__Exercise requirements__
Determine which lines of the records include the word "чиқаришда", and copy them.

__Stored items from a collection__
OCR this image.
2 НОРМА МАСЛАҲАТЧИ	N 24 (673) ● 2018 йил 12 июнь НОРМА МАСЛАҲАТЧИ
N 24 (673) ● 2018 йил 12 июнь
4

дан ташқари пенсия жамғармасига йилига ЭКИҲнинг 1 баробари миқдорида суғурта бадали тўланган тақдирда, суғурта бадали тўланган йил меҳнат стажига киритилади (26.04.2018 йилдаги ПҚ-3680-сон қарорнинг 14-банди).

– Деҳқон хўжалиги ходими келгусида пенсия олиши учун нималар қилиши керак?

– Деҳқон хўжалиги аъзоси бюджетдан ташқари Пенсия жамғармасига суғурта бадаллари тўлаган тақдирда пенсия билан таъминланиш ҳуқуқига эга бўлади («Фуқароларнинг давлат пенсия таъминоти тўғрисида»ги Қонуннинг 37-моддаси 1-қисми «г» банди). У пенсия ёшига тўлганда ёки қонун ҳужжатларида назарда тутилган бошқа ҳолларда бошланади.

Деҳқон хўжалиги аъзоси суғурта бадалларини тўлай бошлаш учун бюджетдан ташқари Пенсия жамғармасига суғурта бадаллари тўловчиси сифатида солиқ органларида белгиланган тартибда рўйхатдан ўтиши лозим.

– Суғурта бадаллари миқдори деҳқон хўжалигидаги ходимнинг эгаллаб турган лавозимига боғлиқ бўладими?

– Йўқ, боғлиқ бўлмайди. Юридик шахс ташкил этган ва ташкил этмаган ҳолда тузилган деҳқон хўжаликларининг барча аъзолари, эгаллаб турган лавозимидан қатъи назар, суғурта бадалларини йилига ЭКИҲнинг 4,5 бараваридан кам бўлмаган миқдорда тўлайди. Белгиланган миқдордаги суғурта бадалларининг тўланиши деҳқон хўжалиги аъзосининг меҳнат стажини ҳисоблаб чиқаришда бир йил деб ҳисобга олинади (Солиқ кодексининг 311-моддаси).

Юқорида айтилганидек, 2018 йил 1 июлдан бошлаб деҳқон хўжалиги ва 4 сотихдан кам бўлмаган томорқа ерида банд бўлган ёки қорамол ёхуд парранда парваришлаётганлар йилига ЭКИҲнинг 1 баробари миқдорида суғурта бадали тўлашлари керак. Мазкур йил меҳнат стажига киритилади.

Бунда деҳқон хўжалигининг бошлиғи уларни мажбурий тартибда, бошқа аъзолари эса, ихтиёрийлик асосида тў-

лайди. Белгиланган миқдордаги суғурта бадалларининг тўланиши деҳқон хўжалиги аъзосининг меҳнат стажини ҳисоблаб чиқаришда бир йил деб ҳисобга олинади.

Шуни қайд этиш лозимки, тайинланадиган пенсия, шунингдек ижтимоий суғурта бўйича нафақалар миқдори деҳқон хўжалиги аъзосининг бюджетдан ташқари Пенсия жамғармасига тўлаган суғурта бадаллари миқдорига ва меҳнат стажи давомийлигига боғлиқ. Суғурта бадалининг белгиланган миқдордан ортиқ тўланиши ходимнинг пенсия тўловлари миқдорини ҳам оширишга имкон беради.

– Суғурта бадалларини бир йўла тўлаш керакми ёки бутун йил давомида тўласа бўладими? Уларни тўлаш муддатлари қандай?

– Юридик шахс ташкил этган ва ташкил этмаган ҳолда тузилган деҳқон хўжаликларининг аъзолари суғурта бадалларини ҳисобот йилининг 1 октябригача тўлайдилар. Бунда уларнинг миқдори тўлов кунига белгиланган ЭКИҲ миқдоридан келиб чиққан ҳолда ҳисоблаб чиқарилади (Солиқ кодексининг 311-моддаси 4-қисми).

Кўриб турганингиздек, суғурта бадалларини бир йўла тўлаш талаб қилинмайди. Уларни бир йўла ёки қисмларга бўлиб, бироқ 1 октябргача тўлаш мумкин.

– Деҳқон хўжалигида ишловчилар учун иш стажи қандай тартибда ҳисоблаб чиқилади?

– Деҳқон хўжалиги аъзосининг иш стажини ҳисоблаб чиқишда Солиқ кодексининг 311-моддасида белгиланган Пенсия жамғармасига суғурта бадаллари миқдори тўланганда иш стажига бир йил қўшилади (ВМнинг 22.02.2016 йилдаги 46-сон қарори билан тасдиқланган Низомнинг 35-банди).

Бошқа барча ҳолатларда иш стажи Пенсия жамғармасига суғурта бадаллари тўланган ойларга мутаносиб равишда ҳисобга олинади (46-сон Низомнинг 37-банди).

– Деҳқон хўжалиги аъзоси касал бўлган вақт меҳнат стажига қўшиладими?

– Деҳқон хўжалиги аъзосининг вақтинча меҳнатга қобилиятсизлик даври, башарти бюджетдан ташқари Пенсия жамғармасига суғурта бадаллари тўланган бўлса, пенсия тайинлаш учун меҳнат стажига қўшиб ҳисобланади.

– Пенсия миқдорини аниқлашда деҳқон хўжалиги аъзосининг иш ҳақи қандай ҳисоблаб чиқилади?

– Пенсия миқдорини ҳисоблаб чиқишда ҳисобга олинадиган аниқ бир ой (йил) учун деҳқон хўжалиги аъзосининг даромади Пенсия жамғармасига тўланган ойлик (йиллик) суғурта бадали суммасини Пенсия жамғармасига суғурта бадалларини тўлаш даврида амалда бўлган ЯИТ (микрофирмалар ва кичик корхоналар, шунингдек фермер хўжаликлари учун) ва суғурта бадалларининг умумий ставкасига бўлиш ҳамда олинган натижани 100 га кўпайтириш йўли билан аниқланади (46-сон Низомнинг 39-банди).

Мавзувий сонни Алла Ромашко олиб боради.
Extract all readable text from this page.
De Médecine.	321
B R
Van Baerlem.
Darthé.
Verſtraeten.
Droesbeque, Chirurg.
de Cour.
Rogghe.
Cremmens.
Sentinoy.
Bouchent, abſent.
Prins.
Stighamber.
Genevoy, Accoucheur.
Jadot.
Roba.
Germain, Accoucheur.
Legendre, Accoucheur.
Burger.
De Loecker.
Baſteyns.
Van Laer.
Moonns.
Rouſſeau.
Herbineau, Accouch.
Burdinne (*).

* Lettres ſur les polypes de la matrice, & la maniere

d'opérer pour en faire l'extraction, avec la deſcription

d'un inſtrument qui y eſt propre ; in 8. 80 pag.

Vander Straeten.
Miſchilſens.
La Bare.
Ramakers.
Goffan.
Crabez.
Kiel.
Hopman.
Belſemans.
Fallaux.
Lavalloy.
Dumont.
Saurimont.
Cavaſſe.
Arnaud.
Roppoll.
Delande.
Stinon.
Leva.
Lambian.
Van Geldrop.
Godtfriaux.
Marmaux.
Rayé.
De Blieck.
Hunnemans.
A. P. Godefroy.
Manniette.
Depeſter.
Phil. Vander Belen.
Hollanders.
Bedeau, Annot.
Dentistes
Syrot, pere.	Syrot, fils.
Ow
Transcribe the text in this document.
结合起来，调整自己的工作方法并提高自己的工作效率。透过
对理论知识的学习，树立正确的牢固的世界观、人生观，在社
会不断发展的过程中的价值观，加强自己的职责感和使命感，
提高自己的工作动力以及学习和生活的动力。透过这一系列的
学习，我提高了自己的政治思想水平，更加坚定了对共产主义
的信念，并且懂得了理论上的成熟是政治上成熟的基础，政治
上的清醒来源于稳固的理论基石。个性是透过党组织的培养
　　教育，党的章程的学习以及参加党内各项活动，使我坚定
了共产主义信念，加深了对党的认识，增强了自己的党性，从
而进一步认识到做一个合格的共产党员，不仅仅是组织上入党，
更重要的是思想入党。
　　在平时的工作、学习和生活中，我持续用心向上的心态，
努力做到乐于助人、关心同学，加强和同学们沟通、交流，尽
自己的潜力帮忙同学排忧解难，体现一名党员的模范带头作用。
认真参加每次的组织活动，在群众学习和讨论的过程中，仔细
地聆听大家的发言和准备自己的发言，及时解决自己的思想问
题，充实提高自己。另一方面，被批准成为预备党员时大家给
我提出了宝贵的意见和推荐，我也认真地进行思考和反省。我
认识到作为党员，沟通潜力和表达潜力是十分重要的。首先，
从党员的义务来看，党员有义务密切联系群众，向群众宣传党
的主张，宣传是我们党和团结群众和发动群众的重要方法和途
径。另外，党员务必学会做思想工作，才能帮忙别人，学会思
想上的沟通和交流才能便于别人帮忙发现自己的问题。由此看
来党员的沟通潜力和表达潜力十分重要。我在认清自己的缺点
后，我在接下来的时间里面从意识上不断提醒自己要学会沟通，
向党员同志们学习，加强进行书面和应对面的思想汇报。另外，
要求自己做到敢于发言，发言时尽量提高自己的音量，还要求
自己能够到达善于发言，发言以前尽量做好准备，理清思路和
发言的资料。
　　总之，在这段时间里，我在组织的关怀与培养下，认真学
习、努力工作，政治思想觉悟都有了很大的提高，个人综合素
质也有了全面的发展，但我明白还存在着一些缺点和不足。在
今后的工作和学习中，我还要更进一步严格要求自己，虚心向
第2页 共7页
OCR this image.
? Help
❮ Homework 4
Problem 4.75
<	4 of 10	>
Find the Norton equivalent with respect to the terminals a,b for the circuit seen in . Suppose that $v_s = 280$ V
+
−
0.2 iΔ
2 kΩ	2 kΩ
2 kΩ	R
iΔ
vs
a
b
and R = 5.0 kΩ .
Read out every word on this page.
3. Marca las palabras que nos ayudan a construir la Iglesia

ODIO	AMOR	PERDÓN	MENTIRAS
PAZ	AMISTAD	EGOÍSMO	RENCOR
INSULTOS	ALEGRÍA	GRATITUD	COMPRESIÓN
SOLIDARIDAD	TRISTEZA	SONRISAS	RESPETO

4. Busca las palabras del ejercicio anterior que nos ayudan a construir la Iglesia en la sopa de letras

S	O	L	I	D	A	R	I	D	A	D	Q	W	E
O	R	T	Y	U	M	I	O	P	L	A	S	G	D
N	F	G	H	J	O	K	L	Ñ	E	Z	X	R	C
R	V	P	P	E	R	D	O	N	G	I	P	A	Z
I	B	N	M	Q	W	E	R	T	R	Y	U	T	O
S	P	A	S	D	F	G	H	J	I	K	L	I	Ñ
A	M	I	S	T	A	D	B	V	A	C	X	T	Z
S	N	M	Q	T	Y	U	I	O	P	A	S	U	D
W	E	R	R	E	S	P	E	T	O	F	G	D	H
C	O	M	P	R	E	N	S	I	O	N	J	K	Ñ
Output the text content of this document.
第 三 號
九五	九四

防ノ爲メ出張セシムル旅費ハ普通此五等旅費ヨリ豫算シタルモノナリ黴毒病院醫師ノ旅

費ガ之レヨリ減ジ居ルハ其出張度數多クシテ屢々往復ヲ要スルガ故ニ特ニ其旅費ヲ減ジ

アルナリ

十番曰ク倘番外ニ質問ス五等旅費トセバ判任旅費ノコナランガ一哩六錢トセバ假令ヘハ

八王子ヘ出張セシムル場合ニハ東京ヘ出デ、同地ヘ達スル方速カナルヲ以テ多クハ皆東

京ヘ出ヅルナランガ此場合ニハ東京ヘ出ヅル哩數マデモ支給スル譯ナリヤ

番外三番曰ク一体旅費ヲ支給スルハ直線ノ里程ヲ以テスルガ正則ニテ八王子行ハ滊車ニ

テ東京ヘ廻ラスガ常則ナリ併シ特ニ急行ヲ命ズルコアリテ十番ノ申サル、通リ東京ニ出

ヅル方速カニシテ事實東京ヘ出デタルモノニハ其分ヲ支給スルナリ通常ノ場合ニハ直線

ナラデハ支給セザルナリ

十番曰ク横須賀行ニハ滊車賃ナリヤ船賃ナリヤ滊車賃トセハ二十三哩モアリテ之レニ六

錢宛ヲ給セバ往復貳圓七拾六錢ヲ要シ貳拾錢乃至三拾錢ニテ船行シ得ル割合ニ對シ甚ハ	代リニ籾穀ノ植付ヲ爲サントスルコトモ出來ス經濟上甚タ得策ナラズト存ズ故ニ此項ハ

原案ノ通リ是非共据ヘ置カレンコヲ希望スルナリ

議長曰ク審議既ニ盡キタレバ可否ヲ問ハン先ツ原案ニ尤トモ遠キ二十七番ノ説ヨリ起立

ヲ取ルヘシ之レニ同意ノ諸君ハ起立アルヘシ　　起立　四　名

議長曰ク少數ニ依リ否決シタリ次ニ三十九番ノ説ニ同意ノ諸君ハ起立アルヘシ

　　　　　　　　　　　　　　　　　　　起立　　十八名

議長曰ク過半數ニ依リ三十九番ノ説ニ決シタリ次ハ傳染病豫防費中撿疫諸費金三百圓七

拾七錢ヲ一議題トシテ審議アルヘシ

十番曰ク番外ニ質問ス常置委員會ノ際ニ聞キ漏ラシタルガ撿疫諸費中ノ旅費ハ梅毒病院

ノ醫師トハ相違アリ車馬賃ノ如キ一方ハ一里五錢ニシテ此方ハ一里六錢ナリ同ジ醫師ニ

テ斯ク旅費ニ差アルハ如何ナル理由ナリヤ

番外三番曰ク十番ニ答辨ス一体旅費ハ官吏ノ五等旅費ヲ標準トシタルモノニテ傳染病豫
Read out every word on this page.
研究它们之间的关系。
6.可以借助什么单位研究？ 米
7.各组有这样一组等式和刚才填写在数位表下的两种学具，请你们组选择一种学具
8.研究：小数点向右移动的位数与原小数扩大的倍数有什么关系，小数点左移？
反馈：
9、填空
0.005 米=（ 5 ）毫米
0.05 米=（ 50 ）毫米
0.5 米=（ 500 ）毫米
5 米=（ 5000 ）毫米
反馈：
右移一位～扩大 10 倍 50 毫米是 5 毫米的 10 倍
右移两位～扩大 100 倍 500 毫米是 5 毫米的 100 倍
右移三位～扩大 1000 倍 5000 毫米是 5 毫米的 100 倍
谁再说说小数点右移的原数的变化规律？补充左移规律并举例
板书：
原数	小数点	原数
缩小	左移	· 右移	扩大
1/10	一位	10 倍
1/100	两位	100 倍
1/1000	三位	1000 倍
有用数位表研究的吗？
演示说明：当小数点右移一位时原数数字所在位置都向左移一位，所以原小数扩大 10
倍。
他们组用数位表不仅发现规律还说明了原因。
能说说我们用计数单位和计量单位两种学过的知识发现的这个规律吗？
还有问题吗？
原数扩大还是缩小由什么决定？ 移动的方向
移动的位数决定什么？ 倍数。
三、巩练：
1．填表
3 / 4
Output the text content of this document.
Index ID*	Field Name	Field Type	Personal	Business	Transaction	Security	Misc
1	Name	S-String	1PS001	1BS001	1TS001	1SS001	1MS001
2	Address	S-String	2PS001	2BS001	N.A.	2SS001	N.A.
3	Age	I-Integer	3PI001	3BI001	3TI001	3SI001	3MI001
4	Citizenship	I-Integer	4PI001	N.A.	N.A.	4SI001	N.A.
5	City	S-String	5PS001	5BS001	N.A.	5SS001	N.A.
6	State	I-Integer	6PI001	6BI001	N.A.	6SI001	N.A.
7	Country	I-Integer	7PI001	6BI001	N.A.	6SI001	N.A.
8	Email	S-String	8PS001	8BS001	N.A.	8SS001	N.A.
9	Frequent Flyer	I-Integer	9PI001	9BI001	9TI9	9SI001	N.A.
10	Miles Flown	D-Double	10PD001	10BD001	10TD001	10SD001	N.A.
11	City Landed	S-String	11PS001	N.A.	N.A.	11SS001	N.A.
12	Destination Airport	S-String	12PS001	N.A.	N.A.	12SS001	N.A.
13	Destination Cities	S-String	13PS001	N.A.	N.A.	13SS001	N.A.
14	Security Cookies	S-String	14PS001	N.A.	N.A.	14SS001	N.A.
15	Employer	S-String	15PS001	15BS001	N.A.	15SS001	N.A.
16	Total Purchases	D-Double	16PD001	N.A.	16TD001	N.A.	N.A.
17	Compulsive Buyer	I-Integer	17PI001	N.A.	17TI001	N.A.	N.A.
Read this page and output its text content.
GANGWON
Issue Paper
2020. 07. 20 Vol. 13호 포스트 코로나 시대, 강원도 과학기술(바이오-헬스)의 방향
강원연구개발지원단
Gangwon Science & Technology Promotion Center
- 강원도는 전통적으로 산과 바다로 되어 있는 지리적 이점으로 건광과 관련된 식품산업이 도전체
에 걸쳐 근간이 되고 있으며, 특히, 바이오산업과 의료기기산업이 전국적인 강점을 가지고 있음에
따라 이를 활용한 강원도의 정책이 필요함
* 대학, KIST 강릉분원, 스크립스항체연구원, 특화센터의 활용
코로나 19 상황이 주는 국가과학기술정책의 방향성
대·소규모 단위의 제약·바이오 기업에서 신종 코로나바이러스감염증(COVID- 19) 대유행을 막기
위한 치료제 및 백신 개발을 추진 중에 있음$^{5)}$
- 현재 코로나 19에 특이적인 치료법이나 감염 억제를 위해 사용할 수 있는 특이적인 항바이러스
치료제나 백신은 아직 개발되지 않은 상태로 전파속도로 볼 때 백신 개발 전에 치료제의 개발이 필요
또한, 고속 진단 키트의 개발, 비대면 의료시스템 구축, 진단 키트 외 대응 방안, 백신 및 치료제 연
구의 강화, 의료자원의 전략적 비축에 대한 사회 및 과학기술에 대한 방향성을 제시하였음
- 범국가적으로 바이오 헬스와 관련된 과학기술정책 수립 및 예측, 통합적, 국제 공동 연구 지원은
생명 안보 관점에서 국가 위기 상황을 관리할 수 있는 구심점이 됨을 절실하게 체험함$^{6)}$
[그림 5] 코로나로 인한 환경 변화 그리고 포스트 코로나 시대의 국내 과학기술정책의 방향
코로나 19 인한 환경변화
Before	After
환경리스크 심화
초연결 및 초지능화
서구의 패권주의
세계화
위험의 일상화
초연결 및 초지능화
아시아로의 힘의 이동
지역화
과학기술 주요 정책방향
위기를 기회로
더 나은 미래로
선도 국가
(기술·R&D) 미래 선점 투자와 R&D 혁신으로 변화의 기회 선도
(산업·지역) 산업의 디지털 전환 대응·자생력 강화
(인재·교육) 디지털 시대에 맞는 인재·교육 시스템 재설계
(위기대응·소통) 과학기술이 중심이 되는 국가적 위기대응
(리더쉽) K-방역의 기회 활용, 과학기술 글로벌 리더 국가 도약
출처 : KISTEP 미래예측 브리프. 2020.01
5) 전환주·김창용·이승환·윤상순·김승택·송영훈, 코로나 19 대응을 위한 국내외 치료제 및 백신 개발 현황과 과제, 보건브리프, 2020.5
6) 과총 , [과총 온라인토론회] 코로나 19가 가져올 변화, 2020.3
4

__Finished answer__
– Йўқ, боғлиқ бўлмайди. Юридик шахс ташкил этган ва ташкил этмаган ҳолда тузилган деҳқон хўжаликларининг барча аъзолари, эгаллаб турган лавозимидан қатъи назар, суғурта бадалларини йилига ЭКИҲнинг 4,5 бараваридан кам бўлмаган миқдорда тўлайди. Белгиланган миқдордаги суғурта бадалларининг тўланиши деҳқон хўжалиги аъзосининг меҳнат стажини ҳисоблаб чиқаришда бир йил деб ҳисобга олинади (Солиқ кодексининг 311-моддаси).
лайди. Белгиланган миқдордаги суғурта бадалларининг тўланиши деҳқон хўжалиги аъзосининг меҳнат стажини ҳисоблаб чиқаришда бир йил деб ҳисобга олинади.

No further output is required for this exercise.